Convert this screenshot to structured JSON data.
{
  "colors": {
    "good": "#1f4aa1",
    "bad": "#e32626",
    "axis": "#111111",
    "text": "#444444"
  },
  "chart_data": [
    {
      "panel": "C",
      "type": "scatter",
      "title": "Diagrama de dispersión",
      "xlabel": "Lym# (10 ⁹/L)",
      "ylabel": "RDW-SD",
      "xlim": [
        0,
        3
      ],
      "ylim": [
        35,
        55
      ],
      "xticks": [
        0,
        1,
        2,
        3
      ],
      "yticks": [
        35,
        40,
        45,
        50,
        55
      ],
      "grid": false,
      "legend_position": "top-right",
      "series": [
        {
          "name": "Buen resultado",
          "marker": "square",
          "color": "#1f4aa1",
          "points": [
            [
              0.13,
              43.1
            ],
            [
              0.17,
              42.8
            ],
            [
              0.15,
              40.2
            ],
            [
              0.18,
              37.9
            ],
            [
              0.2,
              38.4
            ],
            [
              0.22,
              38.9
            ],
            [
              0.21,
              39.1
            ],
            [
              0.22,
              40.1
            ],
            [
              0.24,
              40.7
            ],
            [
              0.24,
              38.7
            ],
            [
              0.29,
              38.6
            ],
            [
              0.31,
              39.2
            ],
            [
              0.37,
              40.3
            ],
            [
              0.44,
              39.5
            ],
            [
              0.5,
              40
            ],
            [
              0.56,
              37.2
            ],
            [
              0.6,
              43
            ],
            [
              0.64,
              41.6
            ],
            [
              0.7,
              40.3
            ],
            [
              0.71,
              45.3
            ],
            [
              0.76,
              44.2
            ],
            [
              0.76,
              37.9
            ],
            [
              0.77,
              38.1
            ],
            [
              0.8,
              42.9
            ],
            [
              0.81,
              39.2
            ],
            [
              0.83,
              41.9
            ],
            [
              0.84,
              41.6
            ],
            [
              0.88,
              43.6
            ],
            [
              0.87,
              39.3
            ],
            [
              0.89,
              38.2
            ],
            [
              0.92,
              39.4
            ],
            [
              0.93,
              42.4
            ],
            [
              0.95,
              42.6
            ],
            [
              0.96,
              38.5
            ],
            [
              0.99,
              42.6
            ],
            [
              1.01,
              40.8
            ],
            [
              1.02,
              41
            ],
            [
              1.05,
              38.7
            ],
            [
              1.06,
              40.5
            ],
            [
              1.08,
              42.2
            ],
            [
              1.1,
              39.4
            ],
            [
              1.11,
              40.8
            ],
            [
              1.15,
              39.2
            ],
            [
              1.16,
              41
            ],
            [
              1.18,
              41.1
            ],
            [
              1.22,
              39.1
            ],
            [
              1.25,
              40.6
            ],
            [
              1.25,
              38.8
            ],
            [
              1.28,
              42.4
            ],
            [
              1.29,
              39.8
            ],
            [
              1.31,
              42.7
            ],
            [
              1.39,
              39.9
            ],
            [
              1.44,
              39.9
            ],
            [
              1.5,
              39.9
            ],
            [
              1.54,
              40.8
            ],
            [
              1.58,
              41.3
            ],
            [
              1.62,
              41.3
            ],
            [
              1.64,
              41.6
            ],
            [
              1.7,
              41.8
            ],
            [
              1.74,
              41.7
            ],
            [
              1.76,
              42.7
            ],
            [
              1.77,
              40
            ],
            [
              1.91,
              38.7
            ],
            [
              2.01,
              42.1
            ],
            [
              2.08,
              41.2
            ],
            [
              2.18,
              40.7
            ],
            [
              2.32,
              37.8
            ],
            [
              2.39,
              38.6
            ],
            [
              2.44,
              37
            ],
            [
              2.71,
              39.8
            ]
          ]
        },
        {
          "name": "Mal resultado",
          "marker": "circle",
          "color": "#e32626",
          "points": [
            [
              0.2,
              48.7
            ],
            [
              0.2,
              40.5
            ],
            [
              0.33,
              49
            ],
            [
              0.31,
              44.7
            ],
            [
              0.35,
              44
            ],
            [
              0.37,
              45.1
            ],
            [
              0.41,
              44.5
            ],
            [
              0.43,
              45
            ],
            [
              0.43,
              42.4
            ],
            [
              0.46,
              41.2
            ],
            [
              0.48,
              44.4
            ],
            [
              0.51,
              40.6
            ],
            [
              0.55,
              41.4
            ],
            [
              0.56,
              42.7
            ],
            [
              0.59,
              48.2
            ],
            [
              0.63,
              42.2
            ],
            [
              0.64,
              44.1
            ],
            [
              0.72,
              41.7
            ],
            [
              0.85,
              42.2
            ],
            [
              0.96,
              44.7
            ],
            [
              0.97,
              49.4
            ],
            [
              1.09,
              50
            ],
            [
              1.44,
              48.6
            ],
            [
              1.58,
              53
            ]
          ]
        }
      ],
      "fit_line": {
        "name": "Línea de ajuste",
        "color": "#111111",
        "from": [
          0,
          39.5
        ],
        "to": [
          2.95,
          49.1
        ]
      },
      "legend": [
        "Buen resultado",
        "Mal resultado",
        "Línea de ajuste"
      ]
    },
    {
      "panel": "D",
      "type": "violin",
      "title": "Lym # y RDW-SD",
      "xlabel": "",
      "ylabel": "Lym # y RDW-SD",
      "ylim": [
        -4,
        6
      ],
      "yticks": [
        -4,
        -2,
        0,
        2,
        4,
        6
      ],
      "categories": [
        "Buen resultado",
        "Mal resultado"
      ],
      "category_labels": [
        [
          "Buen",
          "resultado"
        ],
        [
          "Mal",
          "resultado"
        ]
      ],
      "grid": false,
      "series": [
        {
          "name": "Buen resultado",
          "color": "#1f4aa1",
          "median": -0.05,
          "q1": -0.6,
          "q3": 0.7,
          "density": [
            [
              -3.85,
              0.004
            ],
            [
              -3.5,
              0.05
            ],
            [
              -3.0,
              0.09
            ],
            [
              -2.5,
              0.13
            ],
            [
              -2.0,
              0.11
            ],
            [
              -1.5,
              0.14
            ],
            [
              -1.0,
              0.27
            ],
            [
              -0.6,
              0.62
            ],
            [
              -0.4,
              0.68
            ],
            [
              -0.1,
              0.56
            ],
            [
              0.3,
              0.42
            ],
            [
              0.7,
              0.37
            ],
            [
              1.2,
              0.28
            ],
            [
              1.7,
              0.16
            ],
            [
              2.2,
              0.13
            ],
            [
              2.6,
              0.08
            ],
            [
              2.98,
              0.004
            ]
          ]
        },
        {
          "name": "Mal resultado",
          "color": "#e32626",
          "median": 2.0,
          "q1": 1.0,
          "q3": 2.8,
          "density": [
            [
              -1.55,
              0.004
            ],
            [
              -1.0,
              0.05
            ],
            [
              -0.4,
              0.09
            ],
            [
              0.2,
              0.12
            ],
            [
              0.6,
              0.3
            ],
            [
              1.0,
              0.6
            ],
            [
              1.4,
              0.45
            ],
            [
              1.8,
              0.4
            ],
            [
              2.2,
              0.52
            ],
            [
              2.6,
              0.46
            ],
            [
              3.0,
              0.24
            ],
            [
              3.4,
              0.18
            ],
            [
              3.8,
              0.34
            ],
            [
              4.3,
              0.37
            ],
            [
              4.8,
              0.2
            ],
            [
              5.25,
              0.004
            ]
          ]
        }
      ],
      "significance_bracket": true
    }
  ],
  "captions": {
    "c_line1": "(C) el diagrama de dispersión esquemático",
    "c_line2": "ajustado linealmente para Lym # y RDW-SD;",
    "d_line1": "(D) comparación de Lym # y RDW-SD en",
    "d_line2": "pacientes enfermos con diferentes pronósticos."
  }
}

-=-=-

Instructions for the task :: Transcribe all lines as written.

Expected output ::
Convert this screenshot to structured JSON data.
{
  "colors": {
    "good": "#1f4aa1",
    "bad": "#e32626",
    "axis": "#111111",
    "text": "#444444"
  },
  "chart_data": [
    {
      "panel": "C",
      "type": "scatter",
      "title": "Diagrama de dispersión",
      "xlabel": "Lym# (10 ⁹/L)",
      "ylabel": "RDW-SD",
      "xlim": [
        0,
        3
      ],
      "ylim": [
        35,
        55
      ],
      "xticks": [
        0,
        1,
        2,
        3
      ],
      "yticks": [
        35,
        40,
        45,
        50,
        55
      ],
      "grid": false,
      "legend_position": "top-right",
      "series": [
        {
          "name": "Buen resultado",
          "marker": "square",
          "color": "#1f4aa1",
          "points": [
            [
              0.13,
              43.1
            ],
            [
              0.17,
              42.8
            ],
            [
              0.15,
              40.2
            ],
            [
              0.18,
              37.9
            ],
            [
              0.2,
              38.4
            ],
            [
              0.22,
              38.9
            ],
            [
              0.21,
              39.1
            ],
            [
              0.22,
              40.1
            ],
            [
              0.24,
              40.7
            ],
            [
              0.24,
              38.7
            ],
            [
              0.29,
              38.6
            ],
            [
              0.31,
              39.2
            ],
            [
              0.37,
              40.3
            ],
            [
              0.44,
              39.5
            ],
            [
              0.5,
              40
            ],
            [
              0.56,
              37.2
            ],
            [
              0.6,
              43
            ],
            [
              0.64,
              41.6
            ],
            [
              0.7,
              40.3
            ],
            [
              0.71,
              45.3
            ],
            [
              0.76,
              44.2
            ],
            [
              0.76,
              37.9
            ],
            [
              0.77,
              38.1
            ],
            [
              0.8,
              42.9
            ],
            [
              0.81,
              39.2
            ],
            [
              0.83,
              41.9
            ],
            [
              0.84,
              41.6
            ],
            [
              0.88,
              43.6
            ],
            [
              0.87,
              39.3
            ],
            [
              0.89,
              38.2
            ],
            [
              0.92,
              39.4
            ],
            [
              0.93,
              42.4
            ],
            [
              0.95,
              42.6
            ],
            [
              0.96,
              38.5
            ],
            [
              0.99,
              42.6
            ],
            [
              1.01,
              40.8
            ],
            [
              1.02,
              41
            ],
            [
              1.05,
              38.7
            ],
            [
              1.06,
              40.5
            ],
            [
              1.08,
              42.2
            ],
            [
              1.1,
              39.4
            ],
            [
              1.11,
              40.8
            ],
            [
              1.15,
              39.2
            ],
            [
              1.16,
              41
            ],
            [
              1.18,
              41.1
            ],
            [
              1.22,
              39.1
            ],
            [
              1.25,
              40.6
            ],
            [
              1.25,
              38.8
            ],
            [
              1.28,
              42.4
            ],
            [
              1.29,
              39.8
            ],
            [
              1.31,
              42.7
            ],
            [
              1.39,
              39.9
            ],
            [
              1.44,
              39.9
            ],
            [
              1.5,
              39.9
            ],
            [
              1.54,
              40.8
            ],
            [
              1.58,
              41.3
            ],
            [
              1.62,
              41.3
            ],
            [
              1.64,
              41.6
            ],
            [
              1.7,
              41.8
            ],
            [
              1.74,
              41.7
            ],
            [
              1.76,
              42.7
            ],
            [
              1.77,
              40
            ],
            [
              1.91,
              38.7
            ],
            [
              2.01,
              42.1
            ],
            [
              2.08,
              41.2
            ],
            [
              2.18,
              40.7
            ],
            [
              2.32,
              37.8
            ],
            [
              2.39,
              38.6
            ],
            [
              2.44,
              37
            ],
            [
              2.71,
              39.8
            ]
          ]
        },
        {
          "name": "Mal resultado",
          "marker": "circle",
          "color": "#e32626",
          "points": [
            [
              0.2,
              48.7
            ],
            [
              0.2,
              40.5
            ],
            [
              0.33,
              49
            ],
            [
              0.31,
              44.7
            ],
            [
              0.35,
              44
            ],
            [
              0.37,
              45.1
            ],
            [
              0.41,
              44.5
            ],
            [
              0.43,
              45
            ],
            [
              0.43,
              42.4
            ],
            [
              0.46,
              41.2
            ],
            [
              0.48,
              44.4
            ],
            [
              0.51,
              40.6
            ],
            [
              0.55,
              41.4
            ],
            [
              0.56,
              42.7
            ],
            [
              0.59,
              48.2
            ],
            [
              0.63,
              42.2
            ],
            [
              0.64,
              44.1
            ],
            [
              0.72,
              41.7
            ],
            [
              0.85,
              42.2
            ],
            [
              0.96,
              44.7
            ],
            [
              0.97,
              49.4
            ],
            [
              1.09,
              50
            ],
            [
              1.44,
              48.6
            ],
            [
              1.58,
              53
            ]
          ]
        }
      ],
      "fit_line": {
        "name": "Línea de ajuste",
        "color": "#111111",
        "from": [
          0,
          39.5
        ],
        "to": [
          2.95,
          49.1
        ]
      },
      "legend": [
        "Buen resultado",
        "Mal resultado",
        "Línea de ajuste"
      ]
    },
    {
      "panel": "D",
      "type": "violin",
      "title": "Lym # y RDW-SD",
      "xlabel": "",
      "ylabel": "Lym # y RDW-SD",
      "ylim": [
        -4,
        6
      ],
      "yticks": [
        -4,
        -2,
        0,
        2,
        4,
        6
      ],
      "categories": [
        "Buen resultado",
        "Mal resultado"
      ],
      "category_labels": [
        [
          "Buen",
          "resultado"
        ],
        [
          "Mal",
          "resultado"
        ]
      ],
      "grid": false,
      "series": [
        {
          "name": "Buen resultado",
          "color": "#1f4aa1",
          "median": -0.05,
          "q1": -0.6,
          "q3": 0.7,
          "density": [
            [
              -3.85,
              0.004
            ],
            [
              -3.5,
              0.05
            ],
            [
              -3.0,
              0.09
            ],
            [
              -2.5,
              0.13
            ],
            [
              -2.0,
              0.11
            ],
            [
              -1.5,
              0.14
            ],
            [
              -1.0,
              0.27
            ],
            [
              -0.6,
              0.62
            ],
            [
              -0.4,
              0.68
            ],
            [
              -0.1,
              0.56
            ],
            [
              0.3,
              0.42
            ],
            [
              0.7,
              0.37
            ],
            [
              1.2,
              0.28
            ],
            [
              1.7,
              0.16
            ],
            [
              2.2,
              0.13
            ],
            [
              2.6,
              0.08
            ],
            [
              2.98,
              0.004
            ]
          ]
        },
        {
          "name": "Mal resultado",
          "color": "#e32626",
          "median": 2.0,
          "q1": 1.0,
          "q3": 2.8,
          "density": [
            [
              -1.55,
              0.004
            ],
            [
              -1.0,
              0.05
            ],
            [
              -0.4,
              0.09
            ],
            [
              0.2,
              0.12
            ],
            [
              0.6,
              0.3
            ],
            [
              1.0,
              0.6
            ],
            [
              1.4,
              0.45
            ],
            [
              1.8,
              0.4
            ],
            [
              2.2,
              0.52
            ],
            [
              2.6,
              0.46
            ],
            [
              3.0,
              0.24
            ],
            [
              3.4,
              0.18
            ],
            [
              3.8,
              0.34
            ],
            [
              4.3,
              0.37
            ],
            [
              4.8,
              0.2
            ],
            [
              5.25,
              0.004
            ]
          ]
        }
      ],
      "significance_bracket": true
    }
  ],
  "captions": {
    "c_line1": "(C) el diagrama de dispersión esquemático",
    "c_line2": "ajustado linealmente para Lym # y RDW-SD;",
    "d_line1": "(D) comparación de Lym # y RDW-SD en",
    "d_line2": "pacientes enfermos con diferentes pronósticos."
  }
}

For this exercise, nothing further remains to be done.